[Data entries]
%%

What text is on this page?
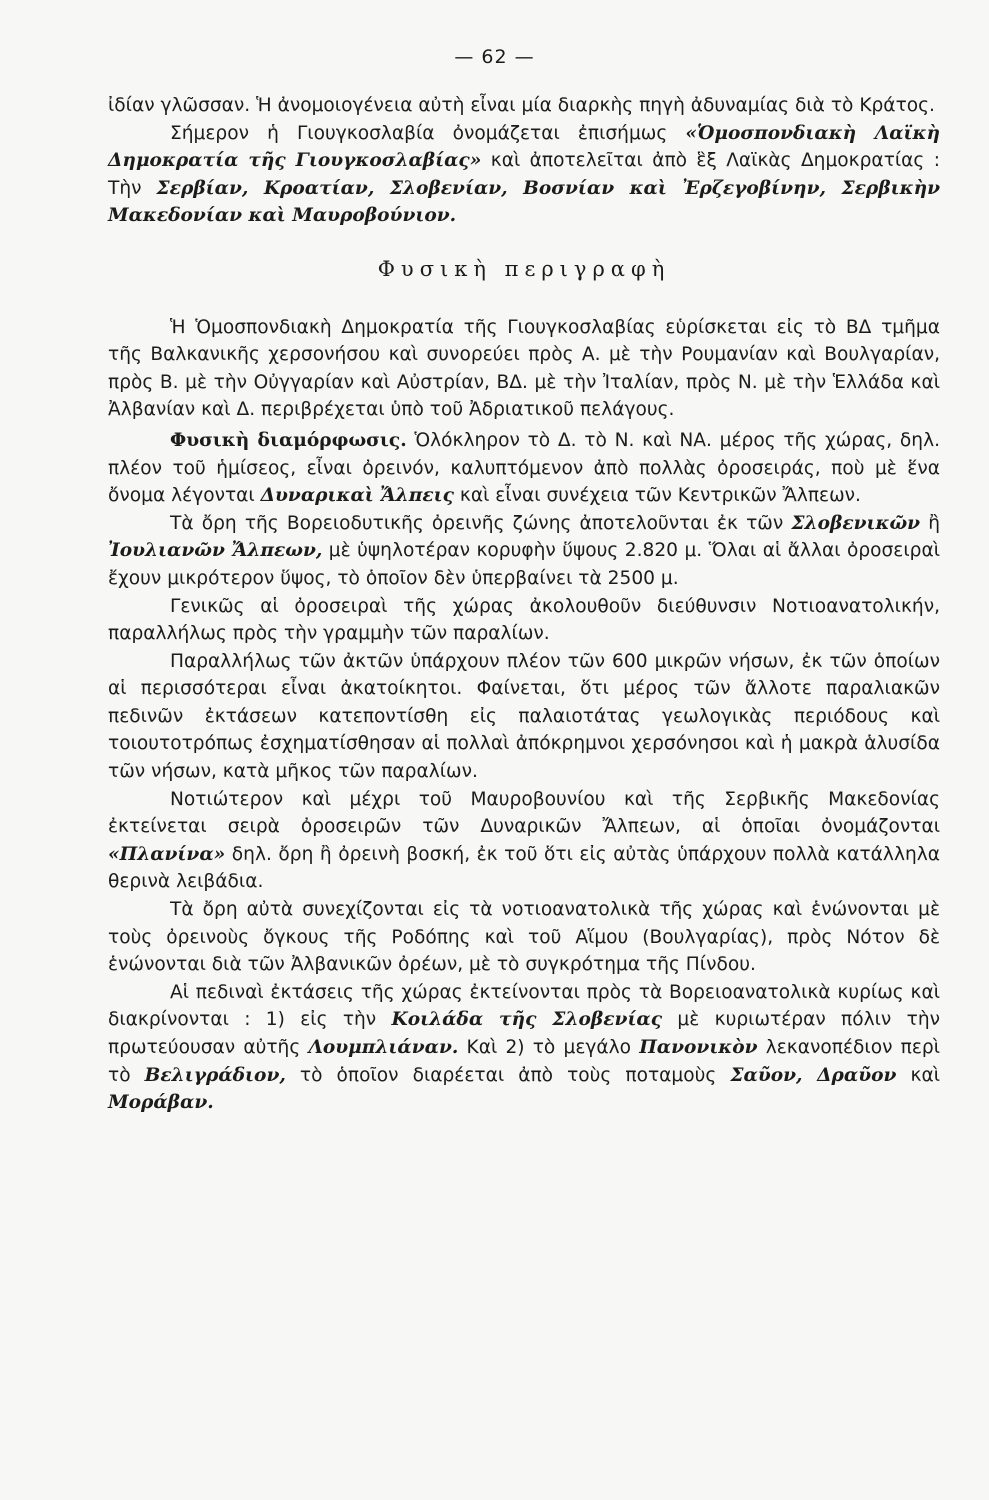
— 62 —

ἰδίαν γλῶσσαν. Ἡ ἀνομοιογένεια αὐτὴ εἶναι μία διαρκὴς πηγὴ ἀδυναμίας διὰ τὸ Κράτος.

Σήμερον ἡ Γιουγκοσλαβία ὀνομάζεται ἐπισήμως «Ὁμοσπονδιακὴ Λαϊκὴ Δημοκρατία τῆς Γιουγκοσλαβίας» καὶ ἀποτελεῖται ἀπὸ ἓξ Λαϊκὰς Δημοκρατίας : Τὴν Σερβίαν, Κροατίαν, Σλοβενίαν, Βοσνίαν καὶ Ἐρζεγοβίνην, Σερβικὴν Μακεδονίαν καὶ Μαυροβούνιον.

Φυσικὴ περιγραφὴ

Ἡ Ὁμοσπονδιακὴ Δημοκρατία τῆς Γιουγκοσλαβίας εὑρίσκεται εἰς τὸ ΒΔ τμῆμα τῆς Βαλκανικῆς χερσονήσου καὶ συνορεύει πρὸς Α. μὲ τὴν Ρουμανίαν καὶ Βουλγαρίαν, πρὸς Β. μὲ τὴν Οὐγγαρίαν καὶ Αὐστρίαν, ΒΔ. μὲ τὴν Ἰταλίαν, πρὸς Ν. μὲ τὴν Ἑλλάδα καὶ Ἀλβανίαν καὶ Δ. περιβρέχεται ὑπὸ τοῦ Ἀδριατικοῦ πελάγους.

Φυσικὴ διαμόρφωσις. Ὁλόκληρον τὸ Δ. τὸ Ν. καὶ ΝΑ. μέρος τῆς χώρας, δηλ. πλέον τοῦ ἡμίσεος, εἶναι ὀρεινόν, καλυπτόμενον ἀπὸ πολλὰς ὀροσειράς, ποὺ μὲ ἕνα ὄνομα λέγονται Δυναρικαὶ Ἄλπεις καὶ εἶναι συνέχεια τῶν Κεντρικῶν Ἄλπεων.

Τὰ ὄρη τῆς Βορειοδυτικῆς ὀρεινῆς ζώνης ἀποτελοῦνται ἐκ τῶν Σλοβενικῶν ἢ Ἰουλιανῶν Ἄλπεων, μὲ ὑψηλοτέραν κορυφὴν ὕψους 2.820 μ. Ὅλαι αἱ ἄλλαι ὀροσειραὶ ἔχουν μικρότερον ὕψος, τὸ ὁποῖον δὲν ὑπερβαίνει τὰ 2500 μ.

Γενικῶς αἱ ὀροσειραὶ τῆς χώρας ἀκολουθοῦν διεύθυνσιν Νοτιοανατολικήν, παραλλήλως πρὸς τὴν γραμμὴν τῶν παραλίων.

Παραλλήλως τῶν ἀκτῶν ὑπάρχουν πλέον τῶν 600 μικρῶν νήσων, ἐκ τῶν ὁποίων αἱ περισσότεραι εἶναι ἀκατοίκητοι. Φαίνεται, ὅτι μέρος τῶν ἄλλοτε παραλιακῶν πεδινῶν ἐκτάσεων κατεποντίσθη εἰς παλαιοτάτας γεωλογικὰς περιόδους καὶ τοιουτοτρόπως ἐσχηματίσθησαν αἱ πολλαὶ ἀπόκρημνοι χερσόνησοι καὶ ἡ μακρὰ ἁλυσίδα τῶν νήσων, κατὰ μῆκος τῶν παραλίων.

Νοτιώτερον καὶ μέχρι τοῦ Μαυροβουνίου καὶ τῆς Σερβικῆς Μακεδονίας ἐκτείνεται σειρὰ ὀροσειρῶν τῶν Δυναρικῶν Ἄλπεων, αἱ ὁποῖαι ὀνομάζονται «Πλανίνα» δηλ. ὄρη ἢ ὀρεινὴ βοσκή, ἐκ τοῦ ὅτι εἰς αὐτὰς ὑπάρχουν πολλὰ κατάλληλα θερινὰ λειβάδια.

Τὰ ὄρη αὐτὰ συνεχίζονται εἰς τὰ νοτιοανατολικὰ τῆς χώρας καὶ ἑνώνονται μὲ τοὺς ὀρεινοὺς ὄγκους τῆς Ροδόπης καὶ τοῦ Αἵμου (Βουλγαρίας), πρὸς Νότον δὲ ἑνώνονται διὰ τῶν Ἀλβανικῶν ὀρέων, μὲ τὸ συγκρότημα τῆς Πίνδου.

Αἱ πεδιναὶ ἐκτάσεις τῆς χώρας ἐκτείνονται πρὸς τὰ Βορειοανατολικὰ κυρίως καὶ διακρίνονται : 1) εἰς τὴν Κοιλάδα τῆς Σλοβενίας μὲ κυριωτέραν πόλιν τὴν πρωτεύουσαν αὐτῆς Λουμπλιάναν. Καὶ 2) τὸ μεγάλο Πανονικὸν λεκανοπέδιον περὶ τὸ Βελιγράδιον, τὸ ὁποῖον διαρέεται ἀπὸ τοὺς ποταμοὺς Σαῦον, Δραῦον καὶ Μοράβαν.
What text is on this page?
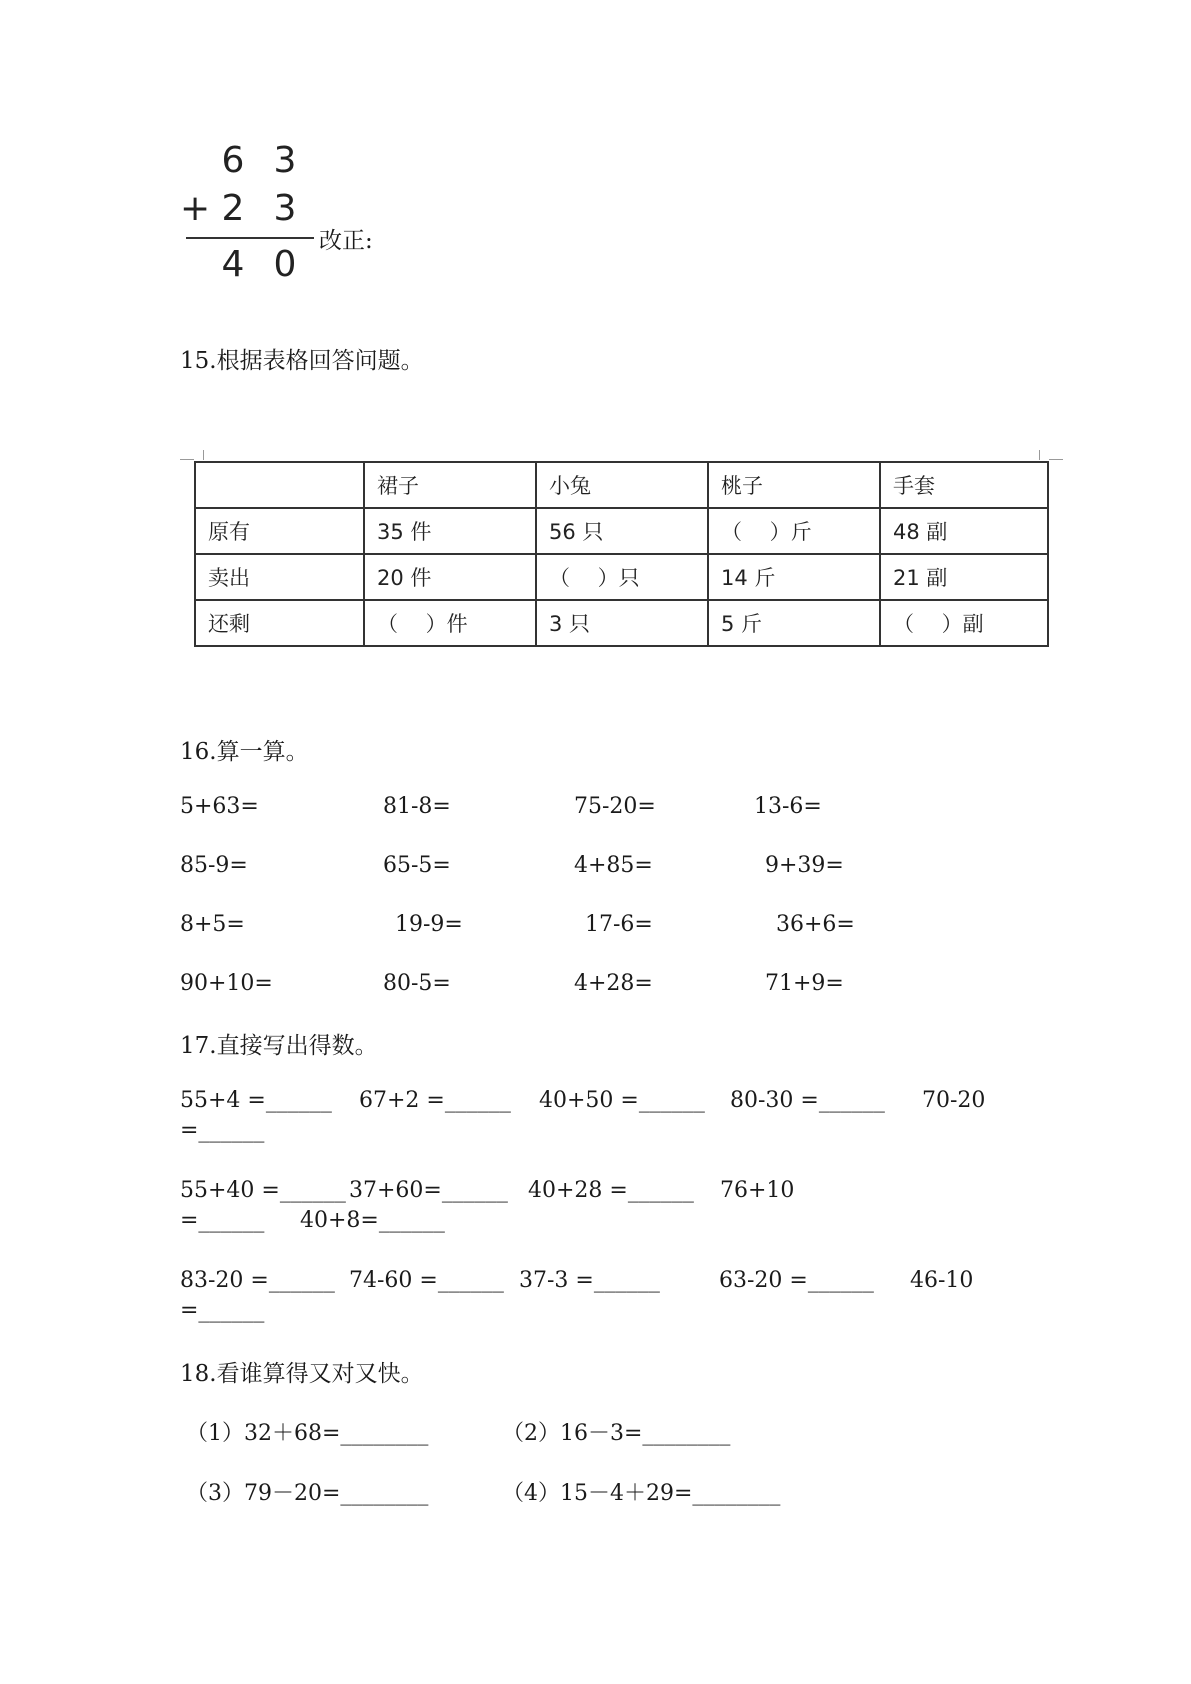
6 3
+ 2 3
4 0
改正:
15.根据表格回答问题。
	裙子	小兔	桃子	手套
原有	35 件	56 只	（　 ）斤	48 副
卖出	20 件	（　 ）只	14 斤	21 副
还剩	（　 ）件	3 只	5 斤	（　 ）副
16.算一算。
5+63=	81-8=	75-20=	13-6=
85-9=	65-5=	4+85=	9+39=
8+5=	19-9=	17-6=	36+6=
90+10=	80-5=	4+28=	71+9=
17.直接写出得数。
55+4 =______ 67+2 =______ 40+50 =______ 80-30 =______ 70-20
=______
55+40 =______ 37+60=______ 40+28 =______ 76+10
=______ 40+8=______
83-20 =______ 74-60 =______ 37-3 =______	63-20 =______ 46-10
=______
18.看谁算得又对又快。
（1）32＋68=________	（2）16－3=________
（3）79－20=________	（4）15－4＋29=________
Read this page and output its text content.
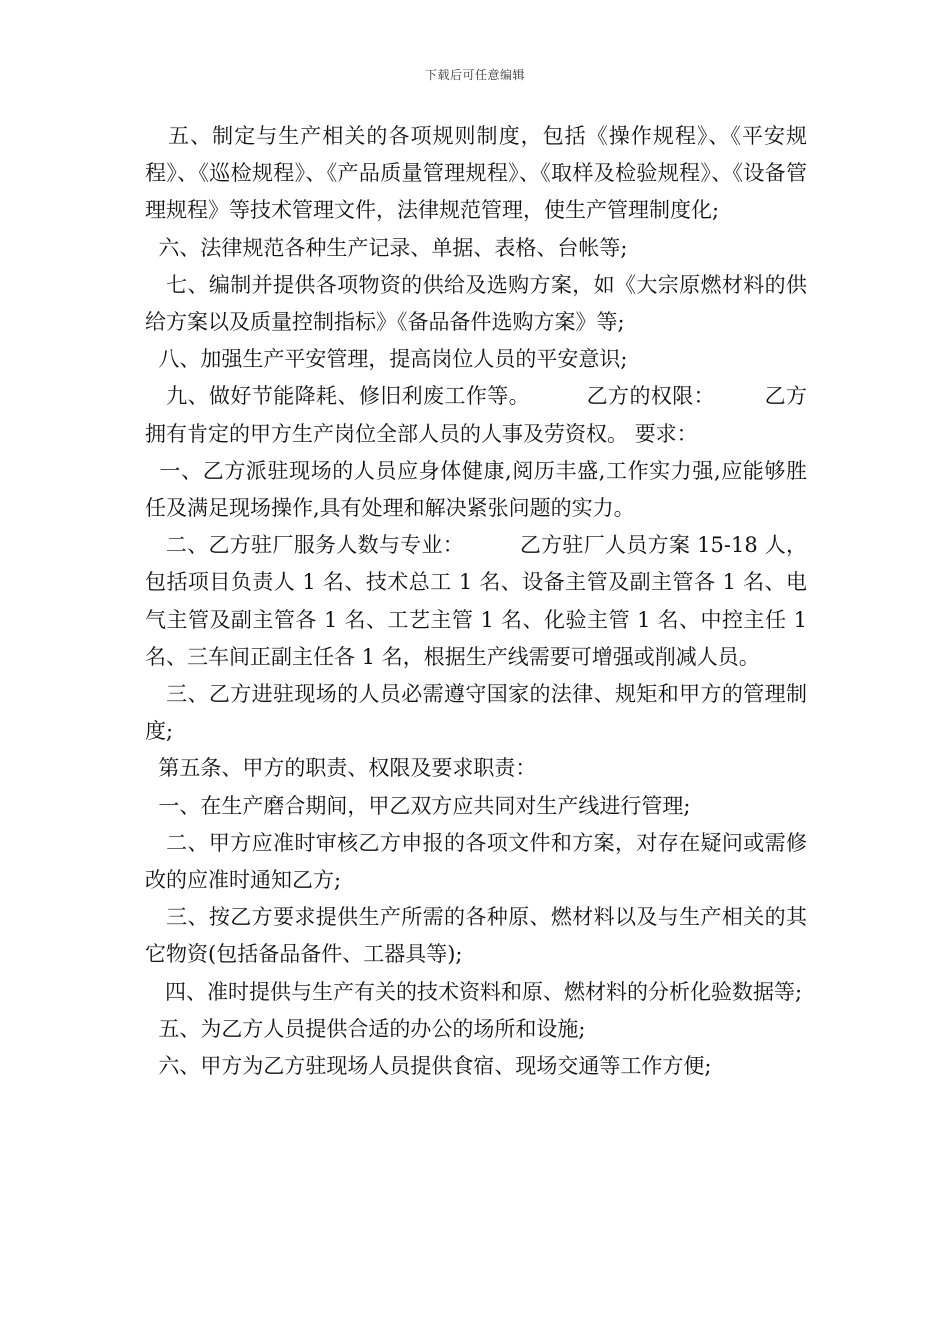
下载后可任意编辑

五、制定与生产相关的各项规则制度，包括《操作规程》、《平安规程》、《巡检规程》、《产品质量管理规程》、《取样及检验规程》、《设备管理规程》等技术管理文件，法律规范管理，使生产管理制度化;

六、法律规范各种生产记录、单据、表格、台帐等;

七、编制并提供各项物资的供给及选购方案，如《大宗原燃材料的供给方案以及质量控制指标》《备品备件选购方案》等;

八、加强生产平安管理，提高岗位人员的平安意识;

九、做好节能降耗、修旧利废工作等。        乙方的权限：       乙方拥有肯定的甲方生产岗位全部人员的人事及劳资权。 要求：

一、乙方派驻现场的人员应身体健康,阅历丰盛,工作实力强,应能够胜任及满足现场操作,具有处理和解决紧张问题的实力。

二、乙方驻厂服务人数与专业：        乙方驻厂人员方案 15-18 人，包括项目负责人 1 名、技术总工 1 名、设备主管及副主管各 1 名、电气主管及副主管各 1 名、工艺主管 1 名、化验主管 1 名、中控主任 1 名、三车间正副主任各 1 名，根据生产线需要可增强或削减人员。

三、乙方进驻现场的人员必需遵守国家的法律、规矩和甲方的管理制度;

第五条、甲方的职责、权限及要求职责：

一、在生产磨合期间，甲乙双方应共同对生产线进行管理;

二、甲方应准时审核乙方申报的各项文件和方案，对存在疑问或需修改的应准时通知乙方;

三、按乙方要求提供生产所需的各种原、燃材料以及与生产相关的其它物资(包括备品备件、工器具等);

四、准时提供与生产有关的技术资料和原、燃材料的分析化验数据等;

五、为乙方人员提供合适的办公的场所和设施;

六、甲方为乙方驻现场人员提供食宿、现场交通等工作方便;
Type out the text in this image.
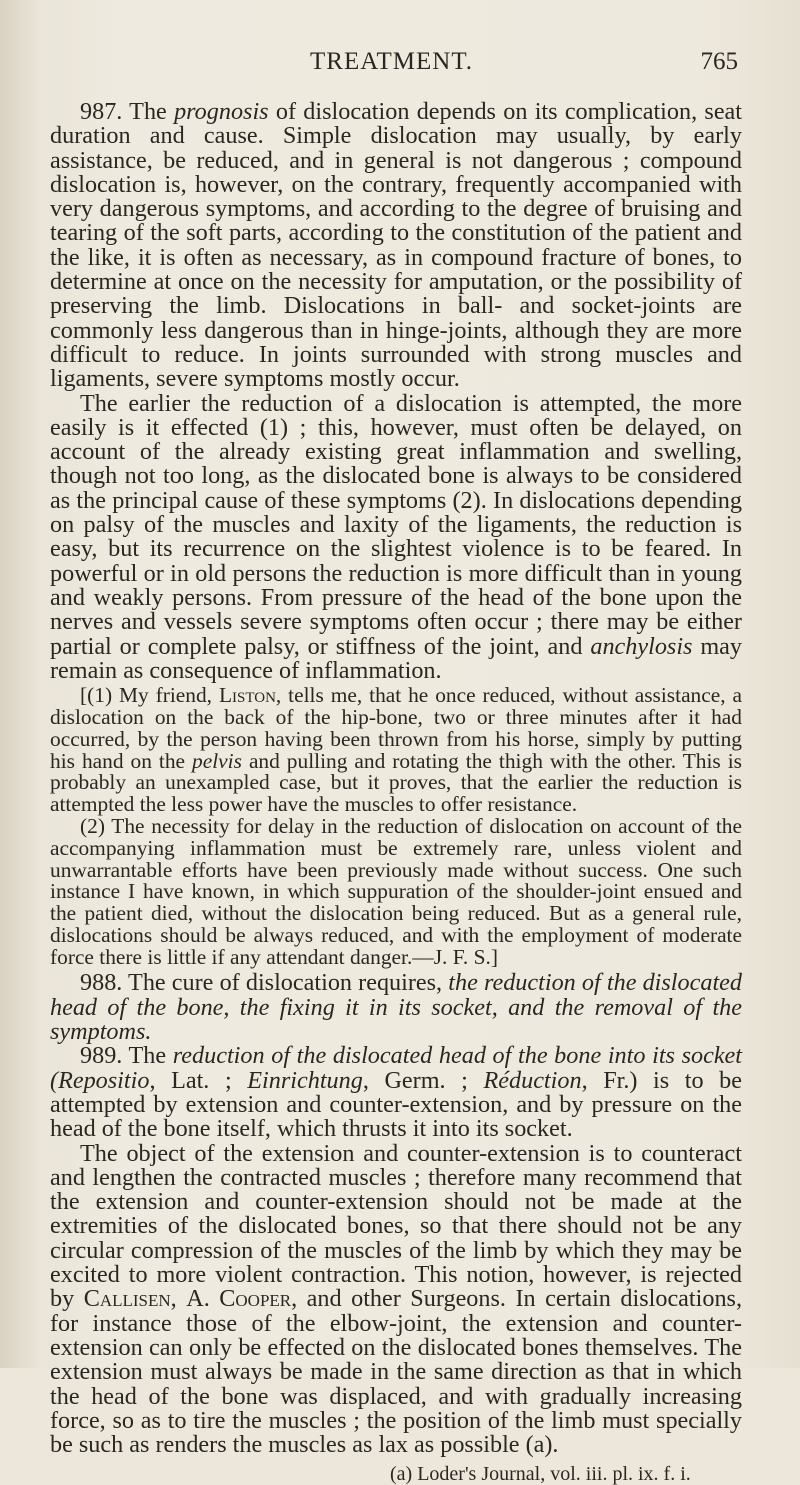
TREATMENT.	765

987. The prognosis of dislocation depends on its complication, seat duration and cause. Simple dislocation may usually, by early assistance, be reduced, and in general is not dangerous ; compound dislocation is, however, on the contrary, frequently accompanied with very dangerous symptoms, and according to the degree of bruising and tearing of the soft parts, according to the constitution of the patient and the like, it is often as necessary, as in compound fracture of bones, to determine at once on the necessity for amputation, or the possibility of preserving the limb. Dislocations in ball- and socket-joints are commonly less dangerous than in hinge-joints, although they are more difficult to reduce. In joints surrounded with strong muscles and ligaments, severe symptoms mostly occur.

The earlier the reduction of a dislocation is attempted, the more easily is it effected (1) ; this, however, must often be delayed, on account of the already existing great inflammation and swelling, though not too long, as the dislocated bone is always to be considered as the principal cause of these symptoms (2). In dislocations depending on palsy of the muscles and laxity of the ligaments, the reduction is easy, but its recurrence on the slightest violence is to be feared. In powerful or in old persons the reduction is more difficult than in young and weakly persons. From pressure of the head of the bone upon the nerves and vessels severe symptoms often occur ; there may be either partial or complete palsy, or stiffness of the joint, and anchylosis may remain as consequence of inflammation.

[(1) My friend, Liston, tells me, that he once reduced, without assistance, a dislocation on the back of the hip-bone, two or three minutes after it had occurred, by the person having been thrown from his horse, simply by putting his hand on the pelvis and pulling and rotating the thigh with the other. This is probably an unexampled case, but it proves, that the earlier the reduction is attempted the less power have the muscles to offer resistance.

(2) The necessity for delay in the reduction of dislocation on account of the accompanying inflammation must be extremely rare, unless violent and unwarrantable efforts have been previously made without success. One such instance I have known, in which suppuration of the shoulder-joint ensued and the patient died, without the dislocation being reduced. But as a general rule, dislocations should be always reduced, and with the employment of moderate force there is little if any attendant danger.—J. F. S.]

988. The cure of dislocation requires, the reduction of the dislocated head of the bone, the fixing it in its socket, and the removal of the symptoms.

989. The reduction of the dislocated head of the bone into its socket (Repositio, Lat. ; Einrichtung, Germ. ; Réduction, Fr.) is to be attempted by extension and counter-extension, and by pressure on the head of the bone itself, which thrusts it into its socket.

The object of the extension and counter-extension is to counteract and lengthen the contracted muscles ; therefore many recommend that the extension and counter-extension should not be made at the extremities of the dislocated bones, so that there should not be any circular compression of the muscles of the limb by which they may be excited to more violent contraction. This notion, however, is rejected by Callisen, A. Cooper, and other Surgeons. In certain dislocations, for instance those of the elbow-joint, the extension and counter-extension can only be effected on the dislocated bones themselves. The extension must always be made in the same direction as that in which the head of the bone was displaced, and with gradually increasing force, so as to tire the muscles ; the position of the limb must specially be such as renders the muscles as lax as possible (a).

(a) Loder's Journal, vol. iii. pl. ix. f. i.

%%

◆ **Work to complete**: Pull every line containing the word "εἶναι" out of the material and copy it.

◆ **Full response**:
ἰδίαν γλῶσσαν. Ἡ ἀνομοιογένεια αὐτὴ εἶναι μία διαρκὴς πηγὴ ἀδυναμίας διὰ τὸ Κράτος.
Φυσικὴ διαμόρφωσις. Ὁλόκληρον τὸ Δ. τὸ Ν. καὶ ΝΑ. μέρος τῆς χώρας, δηλ. πλέον τοῦ ἡμίσεος, εἶναι ὀρεινόν, καλυπτόμενον ἀπὸ πολλὰς ὀροσειράς, ποὺ μὲ ἕνα ὄνομα λέγονται Δυναρικαὶ Ἄλπεις καὶ εἶναι συνέχεια τῶν Κεντρικῶν Ἄλπεων.
Παραλλήλως τῶν ἀκτῶν ὑπάρχουν πλέον τῶν 600 μικρῶν νήσων, ἐκ τῶν ὁποίων αἱ περισσότεραι εἶναι ἀκατοίκητοι. Φαίνεται, ὅτι μέρος τῶν ἄλλοτε παραλιακῶν πεδινῶν ἐκτάσεων κατεποντίσθη εἰς παλαιοτάτας γεωλογικὰς περιόδους καὶ τοιουτοτρόπως ἐσχηματίσθησαν αἱ πολλαὶ ἀπόκρημνοι χερσόνησοι καὶ ἡ μακρὰ ἁλυσίδα τῶν νήσων, κατὰ μῆκος τῶν παραλίων.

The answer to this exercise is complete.